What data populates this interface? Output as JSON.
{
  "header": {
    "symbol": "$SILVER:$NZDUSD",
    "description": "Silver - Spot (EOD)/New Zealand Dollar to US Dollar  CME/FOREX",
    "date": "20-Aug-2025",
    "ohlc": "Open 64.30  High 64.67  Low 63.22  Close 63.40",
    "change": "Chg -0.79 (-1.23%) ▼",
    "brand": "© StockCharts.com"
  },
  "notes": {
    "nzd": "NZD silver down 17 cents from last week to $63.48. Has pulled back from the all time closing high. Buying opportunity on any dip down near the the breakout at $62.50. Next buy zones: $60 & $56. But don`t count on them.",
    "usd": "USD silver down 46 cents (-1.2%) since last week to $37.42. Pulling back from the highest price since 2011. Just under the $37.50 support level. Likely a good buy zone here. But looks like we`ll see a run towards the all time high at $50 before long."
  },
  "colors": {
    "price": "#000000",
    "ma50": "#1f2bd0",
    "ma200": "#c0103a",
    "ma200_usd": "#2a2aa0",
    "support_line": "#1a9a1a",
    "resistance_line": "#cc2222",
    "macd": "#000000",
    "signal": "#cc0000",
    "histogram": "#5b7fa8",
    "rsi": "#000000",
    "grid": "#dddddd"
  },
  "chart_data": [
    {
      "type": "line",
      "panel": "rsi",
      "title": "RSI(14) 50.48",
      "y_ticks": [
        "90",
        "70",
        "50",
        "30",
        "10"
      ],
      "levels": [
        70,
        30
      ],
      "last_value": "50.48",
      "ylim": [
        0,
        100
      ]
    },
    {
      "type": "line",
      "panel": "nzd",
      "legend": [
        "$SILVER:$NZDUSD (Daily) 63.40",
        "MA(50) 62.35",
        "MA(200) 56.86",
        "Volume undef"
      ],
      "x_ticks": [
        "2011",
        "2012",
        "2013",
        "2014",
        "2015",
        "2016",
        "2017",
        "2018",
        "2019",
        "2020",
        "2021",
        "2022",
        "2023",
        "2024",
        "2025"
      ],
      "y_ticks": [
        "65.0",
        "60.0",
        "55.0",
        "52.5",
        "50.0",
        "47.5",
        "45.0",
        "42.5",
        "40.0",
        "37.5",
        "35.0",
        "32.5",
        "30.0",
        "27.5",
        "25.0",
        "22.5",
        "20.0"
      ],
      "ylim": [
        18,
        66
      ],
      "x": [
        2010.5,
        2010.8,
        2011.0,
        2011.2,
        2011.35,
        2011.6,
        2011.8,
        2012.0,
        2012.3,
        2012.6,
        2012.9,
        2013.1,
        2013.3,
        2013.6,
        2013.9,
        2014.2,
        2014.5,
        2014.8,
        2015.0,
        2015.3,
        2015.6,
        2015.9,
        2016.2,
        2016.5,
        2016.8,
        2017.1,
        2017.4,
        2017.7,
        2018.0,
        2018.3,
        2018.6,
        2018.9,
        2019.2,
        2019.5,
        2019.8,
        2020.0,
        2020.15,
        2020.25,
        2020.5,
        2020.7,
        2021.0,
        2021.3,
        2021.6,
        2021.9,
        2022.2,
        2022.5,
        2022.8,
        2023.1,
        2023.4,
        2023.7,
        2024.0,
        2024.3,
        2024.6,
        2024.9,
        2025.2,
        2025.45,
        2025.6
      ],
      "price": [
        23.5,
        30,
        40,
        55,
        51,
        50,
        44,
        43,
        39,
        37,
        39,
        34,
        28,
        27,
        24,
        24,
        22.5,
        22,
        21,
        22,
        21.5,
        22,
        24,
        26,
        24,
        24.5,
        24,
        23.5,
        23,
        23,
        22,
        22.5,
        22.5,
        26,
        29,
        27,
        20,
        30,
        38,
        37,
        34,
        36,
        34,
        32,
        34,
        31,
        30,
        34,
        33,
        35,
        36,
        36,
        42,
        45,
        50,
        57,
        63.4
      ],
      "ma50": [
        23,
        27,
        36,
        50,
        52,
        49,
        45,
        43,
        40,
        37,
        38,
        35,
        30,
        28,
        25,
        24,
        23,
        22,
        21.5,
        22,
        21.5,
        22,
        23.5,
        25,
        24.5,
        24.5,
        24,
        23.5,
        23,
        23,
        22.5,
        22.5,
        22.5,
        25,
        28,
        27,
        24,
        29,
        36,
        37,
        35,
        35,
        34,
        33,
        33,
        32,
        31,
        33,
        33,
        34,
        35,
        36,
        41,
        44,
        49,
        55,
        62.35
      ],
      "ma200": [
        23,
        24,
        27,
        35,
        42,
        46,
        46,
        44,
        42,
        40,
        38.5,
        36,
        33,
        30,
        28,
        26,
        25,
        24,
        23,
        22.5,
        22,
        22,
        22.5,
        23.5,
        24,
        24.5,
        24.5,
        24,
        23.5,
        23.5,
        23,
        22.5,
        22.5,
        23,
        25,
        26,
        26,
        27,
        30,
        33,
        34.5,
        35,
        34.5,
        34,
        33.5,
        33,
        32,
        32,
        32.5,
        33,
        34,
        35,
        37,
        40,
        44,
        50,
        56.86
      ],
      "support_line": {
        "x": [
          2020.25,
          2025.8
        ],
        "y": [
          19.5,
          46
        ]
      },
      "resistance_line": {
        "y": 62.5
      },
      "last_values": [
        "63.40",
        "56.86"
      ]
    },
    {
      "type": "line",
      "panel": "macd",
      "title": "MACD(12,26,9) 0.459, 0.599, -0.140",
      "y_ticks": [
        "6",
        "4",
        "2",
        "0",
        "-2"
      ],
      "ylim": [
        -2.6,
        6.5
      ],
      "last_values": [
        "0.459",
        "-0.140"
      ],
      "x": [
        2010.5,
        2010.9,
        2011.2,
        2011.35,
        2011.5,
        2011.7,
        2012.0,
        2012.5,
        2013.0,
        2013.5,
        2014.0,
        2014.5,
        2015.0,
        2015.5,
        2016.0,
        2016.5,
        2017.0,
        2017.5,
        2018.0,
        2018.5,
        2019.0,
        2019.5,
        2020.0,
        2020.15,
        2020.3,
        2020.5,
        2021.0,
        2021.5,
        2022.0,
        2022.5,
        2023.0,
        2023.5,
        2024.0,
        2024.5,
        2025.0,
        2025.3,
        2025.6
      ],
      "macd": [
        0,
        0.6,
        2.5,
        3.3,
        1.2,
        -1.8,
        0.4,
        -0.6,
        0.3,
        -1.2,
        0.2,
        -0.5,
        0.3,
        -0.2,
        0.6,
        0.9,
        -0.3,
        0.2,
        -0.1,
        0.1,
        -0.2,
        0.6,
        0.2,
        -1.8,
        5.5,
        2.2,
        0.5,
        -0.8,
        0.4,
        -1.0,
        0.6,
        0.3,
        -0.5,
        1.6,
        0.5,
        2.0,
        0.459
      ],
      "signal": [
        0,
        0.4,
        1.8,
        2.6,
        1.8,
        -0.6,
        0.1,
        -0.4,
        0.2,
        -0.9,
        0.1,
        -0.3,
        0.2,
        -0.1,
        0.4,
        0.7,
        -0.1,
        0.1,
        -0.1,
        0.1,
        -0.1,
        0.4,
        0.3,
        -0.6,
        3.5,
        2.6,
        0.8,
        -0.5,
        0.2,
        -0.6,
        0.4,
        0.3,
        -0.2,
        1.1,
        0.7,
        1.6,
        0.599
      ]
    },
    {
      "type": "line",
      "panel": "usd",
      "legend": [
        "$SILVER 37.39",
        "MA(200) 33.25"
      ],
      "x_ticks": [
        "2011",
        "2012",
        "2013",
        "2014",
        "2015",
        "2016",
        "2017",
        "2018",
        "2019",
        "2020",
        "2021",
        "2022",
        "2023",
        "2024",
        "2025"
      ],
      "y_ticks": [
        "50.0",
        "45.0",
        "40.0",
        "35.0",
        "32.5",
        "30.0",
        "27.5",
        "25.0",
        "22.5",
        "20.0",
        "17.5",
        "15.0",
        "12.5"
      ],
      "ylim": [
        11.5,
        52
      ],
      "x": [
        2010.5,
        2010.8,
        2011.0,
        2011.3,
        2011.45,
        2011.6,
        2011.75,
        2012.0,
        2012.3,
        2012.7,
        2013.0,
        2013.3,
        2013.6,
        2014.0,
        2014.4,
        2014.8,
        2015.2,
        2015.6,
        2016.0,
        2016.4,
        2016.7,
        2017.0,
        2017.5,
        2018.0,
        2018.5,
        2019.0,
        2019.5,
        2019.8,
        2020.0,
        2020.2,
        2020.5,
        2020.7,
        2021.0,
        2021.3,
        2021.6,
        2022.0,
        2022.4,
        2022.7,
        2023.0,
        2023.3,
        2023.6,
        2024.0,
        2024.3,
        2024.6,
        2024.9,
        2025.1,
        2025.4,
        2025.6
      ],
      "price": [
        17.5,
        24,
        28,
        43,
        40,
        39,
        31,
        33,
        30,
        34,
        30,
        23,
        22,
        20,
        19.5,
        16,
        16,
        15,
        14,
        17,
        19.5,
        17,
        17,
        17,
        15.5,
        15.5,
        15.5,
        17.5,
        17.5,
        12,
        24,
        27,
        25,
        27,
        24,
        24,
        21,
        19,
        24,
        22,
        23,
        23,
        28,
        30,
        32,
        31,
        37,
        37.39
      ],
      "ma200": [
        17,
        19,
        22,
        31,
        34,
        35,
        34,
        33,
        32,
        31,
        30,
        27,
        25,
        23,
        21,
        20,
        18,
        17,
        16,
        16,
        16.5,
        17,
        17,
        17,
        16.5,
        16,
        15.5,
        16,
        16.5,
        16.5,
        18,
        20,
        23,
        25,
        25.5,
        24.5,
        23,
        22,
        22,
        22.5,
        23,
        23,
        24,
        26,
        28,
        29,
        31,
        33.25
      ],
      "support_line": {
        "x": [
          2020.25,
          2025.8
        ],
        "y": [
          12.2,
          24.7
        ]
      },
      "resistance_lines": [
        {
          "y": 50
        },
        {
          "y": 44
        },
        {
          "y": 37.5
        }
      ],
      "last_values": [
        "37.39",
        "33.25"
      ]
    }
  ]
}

• • • • •

Task
Filter the entries and copy out every line with the word "panel".

Answer to the task
      "panel": "rsi",
      "panel": "nzd",
      "panel": "macd",
      "panel": "usd",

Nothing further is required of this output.